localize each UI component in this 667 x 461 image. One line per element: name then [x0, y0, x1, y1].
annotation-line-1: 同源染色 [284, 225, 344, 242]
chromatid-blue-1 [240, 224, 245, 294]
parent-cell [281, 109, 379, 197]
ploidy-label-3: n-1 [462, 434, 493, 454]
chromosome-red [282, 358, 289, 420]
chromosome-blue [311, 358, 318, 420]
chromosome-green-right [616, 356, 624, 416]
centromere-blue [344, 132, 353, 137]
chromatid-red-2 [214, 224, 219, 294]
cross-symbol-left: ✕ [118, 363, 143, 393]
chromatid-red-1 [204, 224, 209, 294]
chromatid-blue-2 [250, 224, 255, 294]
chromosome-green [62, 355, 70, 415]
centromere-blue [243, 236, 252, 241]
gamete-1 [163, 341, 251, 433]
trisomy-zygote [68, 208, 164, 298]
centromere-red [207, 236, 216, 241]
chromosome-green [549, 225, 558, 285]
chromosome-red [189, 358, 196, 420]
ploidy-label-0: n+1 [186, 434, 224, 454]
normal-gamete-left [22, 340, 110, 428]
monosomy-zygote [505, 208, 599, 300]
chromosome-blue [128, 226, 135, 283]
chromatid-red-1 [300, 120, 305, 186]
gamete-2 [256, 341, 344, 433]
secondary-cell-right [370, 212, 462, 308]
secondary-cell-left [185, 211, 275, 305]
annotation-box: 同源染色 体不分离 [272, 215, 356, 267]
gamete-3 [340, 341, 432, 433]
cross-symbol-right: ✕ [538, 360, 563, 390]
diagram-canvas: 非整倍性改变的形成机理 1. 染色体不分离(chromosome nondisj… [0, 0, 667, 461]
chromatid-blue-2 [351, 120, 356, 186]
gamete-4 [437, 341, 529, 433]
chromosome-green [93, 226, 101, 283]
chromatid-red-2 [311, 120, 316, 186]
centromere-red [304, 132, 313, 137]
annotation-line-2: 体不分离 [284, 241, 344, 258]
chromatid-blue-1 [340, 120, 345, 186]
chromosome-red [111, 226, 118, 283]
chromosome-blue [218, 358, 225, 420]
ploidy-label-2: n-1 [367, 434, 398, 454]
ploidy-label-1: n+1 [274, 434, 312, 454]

:::::

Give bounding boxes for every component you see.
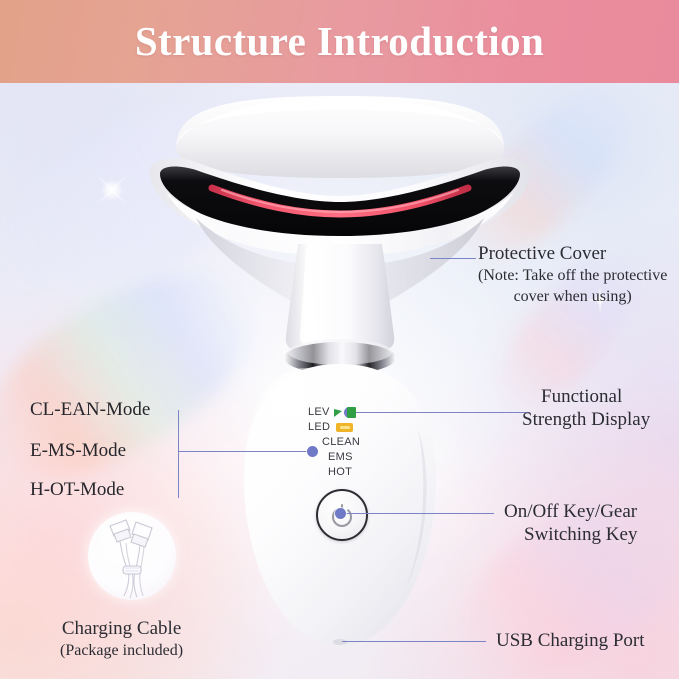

:::::

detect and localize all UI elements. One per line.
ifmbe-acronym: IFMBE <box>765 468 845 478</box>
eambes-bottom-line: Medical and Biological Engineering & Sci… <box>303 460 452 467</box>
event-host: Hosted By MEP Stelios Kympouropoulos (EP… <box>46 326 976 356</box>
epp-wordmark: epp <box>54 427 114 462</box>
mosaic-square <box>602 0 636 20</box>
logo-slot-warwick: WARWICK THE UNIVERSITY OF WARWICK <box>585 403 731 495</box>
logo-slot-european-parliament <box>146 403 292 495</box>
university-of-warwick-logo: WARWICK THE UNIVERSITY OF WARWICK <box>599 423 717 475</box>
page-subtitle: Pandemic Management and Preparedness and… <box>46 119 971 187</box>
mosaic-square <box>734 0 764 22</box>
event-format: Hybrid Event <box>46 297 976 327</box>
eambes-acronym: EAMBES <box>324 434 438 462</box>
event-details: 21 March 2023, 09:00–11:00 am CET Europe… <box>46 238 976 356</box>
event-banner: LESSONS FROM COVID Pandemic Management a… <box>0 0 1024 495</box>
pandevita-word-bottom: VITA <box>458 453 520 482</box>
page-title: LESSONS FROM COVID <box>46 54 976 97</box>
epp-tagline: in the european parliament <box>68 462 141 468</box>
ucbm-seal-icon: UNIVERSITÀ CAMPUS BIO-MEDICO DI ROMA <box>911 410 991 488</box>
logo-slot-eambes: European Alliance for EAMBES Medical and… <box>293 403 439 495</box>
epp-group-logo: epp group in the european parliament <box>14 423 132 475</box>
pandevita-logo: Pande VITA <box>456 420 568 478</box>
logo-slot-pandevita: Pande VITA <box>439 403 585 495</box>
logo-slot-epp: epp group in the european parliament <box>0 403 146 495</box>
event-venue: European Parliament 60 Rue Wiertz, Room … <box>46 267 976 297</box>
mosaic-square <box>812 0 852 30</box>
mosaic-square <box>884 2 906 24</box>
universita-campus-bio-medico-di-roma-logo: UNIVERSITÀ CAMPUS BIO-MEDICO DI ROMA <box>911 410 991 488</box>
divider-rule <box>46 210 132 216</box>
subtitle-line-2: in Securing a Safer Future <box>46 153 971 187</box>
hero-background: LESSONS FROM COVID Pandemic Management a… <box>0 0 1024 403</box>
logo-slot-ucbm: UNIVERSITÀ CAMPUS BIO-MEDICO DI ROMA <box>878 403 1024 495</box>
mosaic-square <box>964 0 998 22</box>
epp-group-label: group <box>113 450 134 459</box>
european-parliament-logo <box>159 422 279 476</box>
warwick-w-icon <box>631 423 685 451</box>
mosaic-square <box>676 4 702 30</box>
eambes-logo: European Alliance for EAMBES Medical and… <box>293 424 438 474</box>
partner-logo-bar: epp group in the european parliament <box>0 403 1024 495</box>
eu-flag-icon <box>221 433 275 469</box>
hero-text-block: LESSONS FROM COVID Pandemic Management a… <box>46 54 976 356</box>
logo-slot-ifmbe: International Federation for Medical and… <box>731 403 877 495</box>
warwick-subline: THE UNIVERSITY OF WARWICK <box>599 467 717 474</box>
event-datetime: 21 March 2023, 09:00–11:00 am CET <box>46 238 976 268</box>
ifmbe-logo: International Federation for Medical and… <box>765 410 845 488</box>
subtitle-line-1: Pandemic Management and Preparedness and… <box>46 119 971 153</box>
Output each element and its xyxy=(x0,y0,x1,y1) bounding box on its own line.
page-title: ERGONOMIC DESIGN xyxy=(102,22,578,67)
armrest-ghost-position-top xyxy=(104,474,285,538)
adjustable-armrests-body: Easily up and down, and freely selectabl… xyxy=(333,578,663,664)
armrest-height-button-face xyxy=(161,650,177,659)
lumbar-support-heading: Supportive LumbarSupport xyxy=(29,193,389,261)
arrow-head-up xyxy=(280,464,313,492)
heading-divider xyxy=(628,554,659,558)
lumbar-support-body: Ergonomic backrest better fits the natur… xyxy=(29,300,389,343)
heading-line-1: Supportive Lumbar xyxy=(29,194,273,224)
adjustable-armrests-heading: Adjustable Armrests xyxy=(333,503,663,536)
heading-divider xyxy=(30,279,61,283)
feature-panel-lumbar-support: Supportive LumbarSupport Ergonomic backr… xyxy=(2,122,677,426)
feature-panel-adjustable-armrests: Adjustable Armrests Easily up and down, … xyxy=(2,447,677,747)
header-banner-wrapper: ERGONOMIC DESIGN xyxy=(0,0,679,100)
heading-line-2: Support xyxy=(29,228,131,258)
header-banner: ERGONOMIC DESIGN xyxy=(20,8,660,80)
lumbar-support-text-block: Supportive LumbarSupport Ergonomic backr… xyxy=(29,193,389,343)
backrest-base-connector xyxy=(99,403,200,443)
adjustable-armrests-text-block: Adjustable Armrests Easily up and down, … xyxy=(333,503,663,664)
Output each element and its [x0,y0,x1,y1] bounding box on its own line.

:::::

The request ▸
Set down the lines of the records again, unchanged, beginning at the line that has "Output each element and its xyxy=(x0,y0,x1,y1)" and stopping after the line that has "armrest-height-button-face xyxy=(161,650,177,659)".

Full solution ▸
Output each element and its xyxy=(x0,y0,x1,y1) bounding box on its own line.
page-title: ERGONOMIC DESIGN xyxy=(102,22,578,67)
armrest-ghost-position-top xyxy=(104,474,285,538)
adjustable-armrests-body: Easily up and down, and freely selectabl… xyxy=(333,578,663,664)
armrest-height-button-face xyxy=(161,650,177,659)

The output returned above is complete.